-------- DATA SECTION --------

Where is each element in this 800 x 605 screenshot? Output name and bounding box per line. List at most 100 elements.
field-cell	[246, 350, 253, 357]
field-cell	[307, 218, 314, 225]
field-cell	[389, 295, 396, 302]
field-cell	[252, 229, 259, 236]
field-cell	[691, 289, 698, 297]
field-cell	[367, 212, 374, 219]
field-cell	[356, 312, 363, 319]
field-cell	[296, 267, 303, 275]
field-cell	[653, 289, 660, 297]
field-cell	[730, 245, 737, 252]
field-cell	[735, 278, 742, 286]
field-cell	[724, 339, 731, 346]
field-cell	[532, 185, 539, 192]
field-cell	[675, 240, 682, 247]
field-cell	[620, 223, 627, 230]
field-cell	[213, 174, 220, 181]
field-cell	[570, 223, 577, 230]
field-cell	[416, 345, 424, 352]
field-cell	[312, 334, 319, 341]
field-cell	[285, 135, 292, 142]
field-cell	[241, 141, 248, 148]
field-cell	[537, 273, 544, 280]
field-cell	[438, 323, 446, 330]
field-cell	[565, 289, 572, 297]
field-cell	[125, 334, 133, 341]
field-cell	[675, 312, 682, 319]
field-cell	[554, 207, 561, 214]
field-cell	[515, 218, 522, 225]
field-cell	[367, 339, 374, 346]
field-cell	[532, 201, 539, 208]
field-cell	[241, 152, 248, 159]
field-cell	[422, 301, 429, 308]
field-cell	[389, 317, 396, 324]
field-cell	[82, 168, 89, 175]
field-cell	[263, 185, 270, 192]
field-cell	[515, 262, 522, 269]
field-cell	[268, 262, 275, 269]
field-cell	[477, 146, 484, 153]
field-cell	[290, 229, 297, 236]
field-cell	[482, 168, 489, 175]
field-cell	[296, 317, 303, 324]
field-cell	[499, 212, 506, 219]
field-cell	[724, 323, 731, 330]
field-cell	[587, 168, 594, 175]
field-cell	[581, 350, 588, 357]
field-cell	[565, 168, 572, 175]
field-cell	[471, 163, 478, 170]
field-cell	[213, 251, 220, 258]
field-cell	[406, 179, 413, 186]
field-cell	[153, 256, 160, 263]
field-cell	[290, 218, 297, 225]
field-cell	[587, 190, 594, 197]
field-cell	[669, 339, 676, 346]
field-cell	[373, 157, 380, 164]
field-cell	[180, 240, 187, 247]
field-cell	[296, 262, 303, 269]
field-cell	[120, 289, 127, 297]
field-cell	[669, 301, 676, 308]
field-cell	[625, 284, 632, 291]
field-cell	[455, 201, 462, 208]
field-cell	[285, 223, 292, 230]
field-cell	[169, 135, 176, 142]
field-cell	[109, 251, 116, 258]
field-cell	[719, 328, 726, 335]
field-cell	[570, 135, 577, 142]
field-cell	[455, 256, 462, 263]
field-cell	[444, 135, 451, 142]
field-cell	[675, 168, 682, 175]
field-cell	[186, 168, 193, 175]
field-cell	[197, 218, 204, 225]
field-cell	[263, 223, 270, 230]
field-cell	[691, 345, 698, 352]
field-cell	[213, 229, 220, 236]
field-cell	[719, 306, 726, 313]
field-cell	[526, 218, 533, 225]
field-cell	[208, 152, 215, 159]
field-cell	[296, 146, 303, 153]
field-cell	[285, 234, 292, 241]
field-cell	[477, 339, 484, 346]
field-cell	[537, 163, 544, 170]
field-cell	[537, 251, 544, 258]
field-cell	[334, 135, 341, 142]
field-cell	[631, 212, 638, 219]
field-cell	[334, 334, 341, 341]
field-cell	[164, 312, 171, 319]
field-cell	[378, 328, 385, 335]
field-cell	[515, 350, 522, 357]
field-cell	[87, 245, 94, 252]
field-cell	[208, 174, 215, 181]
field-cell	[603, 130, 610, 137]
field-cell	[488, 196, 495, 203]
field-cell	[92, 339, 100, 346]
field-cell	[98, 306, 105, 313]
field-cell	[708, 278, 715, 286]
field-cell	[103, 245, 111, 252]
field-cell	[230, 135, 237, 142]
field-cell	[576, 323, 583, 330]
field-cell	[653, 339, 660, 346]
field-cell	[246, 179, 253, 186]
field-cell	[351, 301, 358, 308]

--------

■ CHALLENGE: Copy the listing without any change, from its first line through the line that contains "251, 220, 258]", with both of those lines included.

■ FINAL RESULT:
Where is each element in this 800 x 605 screenshot? Output name and bounding box per line. List at most 100 elements.
field-cell	[246, 350, 253, 357]
field-cell	[307, 218, 314, 225]
field-cell	[389, 295, 396, 302]
field-cell	[252, 229, 259, 236]
field-cell	[691, 289, 698, 297]
field-cell	[367, 212, 374, 219]
field-cell	[356, 312, 363, 319]
field-cell	[296, 267, 303, 275]
field-cell	[653, 289, 660, 297]
field-cell	[730, 245, 737, 252]
field-cell	[735, 278, 742, 286]
field-cell	[724, 339, 731, 346]
field-cell	[532, 185, 539, 192]
field-cell	[675, 240, 682, 247]
field-cell	[620, 223, 627, 230]
field-cell	[213, 174, 220, 181]
field-cell	[570, 223, 577, 230]
field-cell	[416, 345, 424, 352]
field-cell	[312, 334, 319, 341]
field-cell	[285, 135, 292, 142]
field-cell	[241, 141, 248, 148]
field-cell	[537, 273, 544, 280]
field-cell	[438, 323, 446, 330]
field-cell	[565, 289, 572, 297]
field-cell	[125, 334, 133, 341]
field-cell	[675, 312, 682, 319]
field-cell	[554, 207, 561, 214]
field-cell	[515, 218, 522, 225]
field-cell	[367, 339, 374, 346]
field-cell	[532, 201, 539, 208]
field-cell	[241, 152, 248, 159]
field-cell	[422, 301, 429, 308]
field-cell	[389, 317, 396, 324]
field-cell	[82, 168, 89, 175]
field-cell	[263, 185, 270, 192]
field-cell	[515, 262, 522, 269]
field-cell	[268, 262, 275, 269]
field-cell	[477, 146, 484, 153]
field-cell	[290, 229, 297, 236]
field-cell	[482, 168, 489, 175]
field-cell	[296, 317, 303, 324]
field-cell	[499, 212, 506, 219]
field-cell	[724, 323, 731, 330]
field-cell	[587, 168, 594, 175]
field-cell	[581, 350, 588, 357]
field-cell	[565, 168, 572, 175]
field-cell	[471, 163, 478, 170]
field-cell	[213, 251, 220, 258]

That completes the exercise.